* _Document text_:
-- start --

The Starkville–Columbus, MS Combined Statistical Area was formerly known as Columbus–West Point was defined as consisting of Clay and Lowndes counties in northeastern Mississippi, which were separately treated as the West Point Micropolitan Statistical Area and Columbus Micropolitan Statistical Area, respectively. As of the 2000 census, the CSA had a population of 83,565.

The metropolitan area delineations published by the Office of Management and Budget in February 2013 no longer include Clay County as a micropolitan statistical area and they no longer treat the two counties as a combined statistical area. When the 2023 core-based statistical areas were defined, the Columbus micropolitan area and the Starkville micropolitan area were combined, and the West Point micropolitan area was no longer defined

==Counties==
- Lowndes
- Noxubee
- Oktibbeha
- Webster

==Incorporated places==
- Artesia
- Caledonia
- Columbus (principal city)

-- end --

* _Actions to take_:
- 1) Using the text on the Starkville–Columbus area, decide whether each statement agrees with it: (a) The February 2013 delineations no longer include Clay County as a micropolitan statistical area. (b) As of the 2000 census, the combined statistical area had a population of 93,565. (c) Caledonia is listed as the principal city. Answer yes or no for each and quote the deciding words.
- 2) Return everything in the text on the Starkville–Columbus area from "The Starkville–Columbus, MS" down to "population of 83,565.", copied word for word.
The records are separate material, apart from the text.

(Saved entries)
-- start --

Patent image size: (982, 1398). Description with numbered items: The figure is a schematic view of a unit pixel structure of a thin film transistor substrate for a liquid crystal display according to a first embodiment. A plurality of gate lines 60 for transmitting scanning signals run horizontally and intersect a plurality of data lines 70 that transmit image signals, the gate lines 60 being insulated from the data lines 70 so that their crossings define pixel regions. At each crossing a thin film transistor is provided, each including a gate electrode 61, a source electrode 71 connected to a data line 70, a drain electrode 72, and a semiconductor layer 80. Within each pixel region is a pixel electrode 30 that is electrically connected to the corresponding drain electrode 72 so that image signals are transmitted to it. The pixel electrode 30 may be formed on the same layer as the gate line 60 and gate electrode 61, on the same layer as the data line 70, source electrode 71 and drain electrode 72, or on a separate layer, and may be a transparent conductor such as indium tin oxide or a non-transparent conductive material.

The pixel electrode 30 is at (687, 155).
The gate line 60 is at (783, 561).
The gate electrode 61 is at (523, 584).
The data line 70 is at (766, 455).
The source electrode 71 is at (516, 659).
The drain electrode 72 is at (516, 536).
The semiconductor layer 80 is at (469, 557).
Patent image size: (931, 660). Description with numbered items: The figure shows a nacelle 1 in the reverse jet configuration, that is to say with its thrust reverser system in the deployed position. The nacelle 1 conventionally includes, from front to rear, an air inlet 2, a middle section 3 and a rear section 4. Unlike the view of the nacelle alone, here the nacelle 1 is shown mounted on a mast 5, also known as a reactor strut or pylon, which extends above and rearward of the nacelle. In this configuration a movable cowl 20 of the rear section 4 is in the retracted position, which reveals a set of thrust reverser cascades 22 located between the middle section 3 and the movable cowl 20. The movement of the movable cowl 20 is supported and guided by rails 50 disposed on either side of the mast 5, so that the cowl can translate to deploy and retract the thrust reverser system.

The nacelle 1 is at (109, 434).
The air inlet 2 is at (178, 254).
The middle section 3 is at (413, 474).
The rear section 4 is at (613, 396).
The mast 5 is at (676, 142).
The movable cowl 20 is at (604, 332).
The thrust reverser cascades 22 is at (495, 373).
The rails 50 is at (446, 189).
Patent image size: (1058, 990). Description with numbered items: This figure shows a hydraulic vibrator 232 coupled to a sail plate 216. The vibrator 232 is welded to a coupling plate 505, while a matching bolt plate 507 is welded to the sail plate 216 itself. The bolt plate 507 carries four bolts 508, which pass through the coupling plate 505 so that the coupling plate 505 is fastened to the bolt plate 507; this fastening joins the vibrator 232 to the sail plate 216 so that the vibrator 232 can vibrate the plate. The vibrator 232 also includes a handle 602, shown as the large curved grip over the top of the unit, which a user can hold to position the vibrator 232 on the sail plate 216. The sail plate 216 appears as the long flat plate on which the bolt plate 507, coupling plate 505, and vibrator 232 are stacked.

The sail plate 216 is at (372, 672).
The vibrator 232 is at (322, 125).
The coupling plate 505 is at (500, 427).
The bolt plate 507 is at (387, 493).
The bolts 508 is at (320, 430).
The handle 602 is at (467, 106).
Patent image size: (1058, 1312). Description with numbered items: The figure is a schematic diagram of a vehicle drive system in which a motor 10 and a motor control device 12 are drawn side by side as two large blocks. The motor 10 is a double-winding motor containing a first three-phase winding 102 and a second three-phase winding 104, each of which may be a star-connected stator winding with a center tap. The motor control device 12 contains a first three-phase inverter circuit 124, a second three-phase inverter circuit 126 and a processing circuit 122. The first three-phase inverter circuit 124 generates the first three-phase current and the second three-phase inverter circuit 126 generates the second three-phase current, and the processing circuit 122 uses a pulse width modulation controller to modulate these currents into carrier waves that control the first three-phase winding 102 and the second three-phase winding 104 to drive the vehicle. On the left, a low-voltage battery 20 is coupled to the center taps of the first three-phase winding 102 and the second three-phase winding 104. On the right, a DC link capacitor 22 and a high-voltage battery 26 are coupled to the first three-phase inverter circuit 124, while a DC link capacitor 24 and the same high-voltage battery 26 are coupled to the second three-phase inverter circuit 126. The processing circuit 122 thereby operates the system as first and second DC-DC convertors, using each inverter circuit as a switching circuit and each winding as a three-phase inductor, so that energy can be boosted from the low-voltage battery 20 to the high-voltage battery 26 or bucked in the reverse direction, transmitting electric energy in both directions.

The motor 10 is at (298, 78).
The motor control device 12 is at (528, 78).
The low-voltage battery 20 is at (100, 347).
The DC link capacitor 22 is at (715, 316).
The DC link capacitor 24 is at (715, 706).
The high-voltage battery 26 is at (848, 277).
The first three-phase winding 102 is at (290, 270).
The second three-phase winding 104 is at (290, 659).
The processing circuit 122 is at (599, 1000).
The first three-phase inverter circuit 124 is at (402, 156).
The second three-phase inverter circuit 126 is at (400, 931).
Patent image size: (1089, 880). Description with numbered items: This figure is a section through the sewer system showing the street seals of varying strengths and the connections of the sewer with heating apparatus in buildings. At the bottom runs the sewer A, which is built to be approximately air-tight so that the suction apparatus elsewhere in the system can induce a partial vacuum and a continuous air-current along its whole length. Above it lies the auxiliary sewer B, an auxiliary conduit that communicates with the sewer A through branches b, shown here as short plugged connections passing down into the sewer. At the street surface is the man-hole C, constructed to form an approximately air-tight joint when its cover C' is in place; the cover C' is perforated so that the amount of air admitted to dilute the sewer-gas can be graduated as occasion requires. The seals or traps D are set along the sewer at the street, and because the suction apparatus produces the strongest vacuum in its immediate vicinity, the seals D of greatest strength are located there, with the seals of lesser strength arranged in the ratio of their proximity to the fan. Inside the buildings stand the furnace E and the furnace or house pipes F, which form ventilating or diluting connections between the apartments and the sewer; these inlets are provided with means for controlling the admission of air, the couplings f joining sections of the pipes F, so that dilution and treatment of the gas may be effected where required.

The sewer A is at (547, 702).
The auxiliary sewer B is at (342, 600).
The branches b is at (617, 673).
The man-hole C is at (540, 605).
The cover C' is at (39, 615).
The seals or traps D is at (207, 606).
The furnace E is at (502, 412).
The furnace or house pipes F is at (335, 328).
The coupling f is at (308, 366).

-- end --

* _Answers for the exercise_:
- 1)
(a) Yes: "no longer include Clay County as a micropolitan statistical area"
(b) No: "As of the 2000 census, the CSA had a population of 83,565."
(c) No: "Columbus (principal city)"

- 2)
The Starkville–Columbus, MS Combined Statistical Area was formerly known as Columbus–West Point was defined as consisting of Clay and Lowndes counties in northeastern Mississippi, which were separately treated as the West Point Micropolitan Statistical Area and Columbus Micropolitan Statistical Area, respectively. As of the 2000 census, the CSA had a population of 83,565.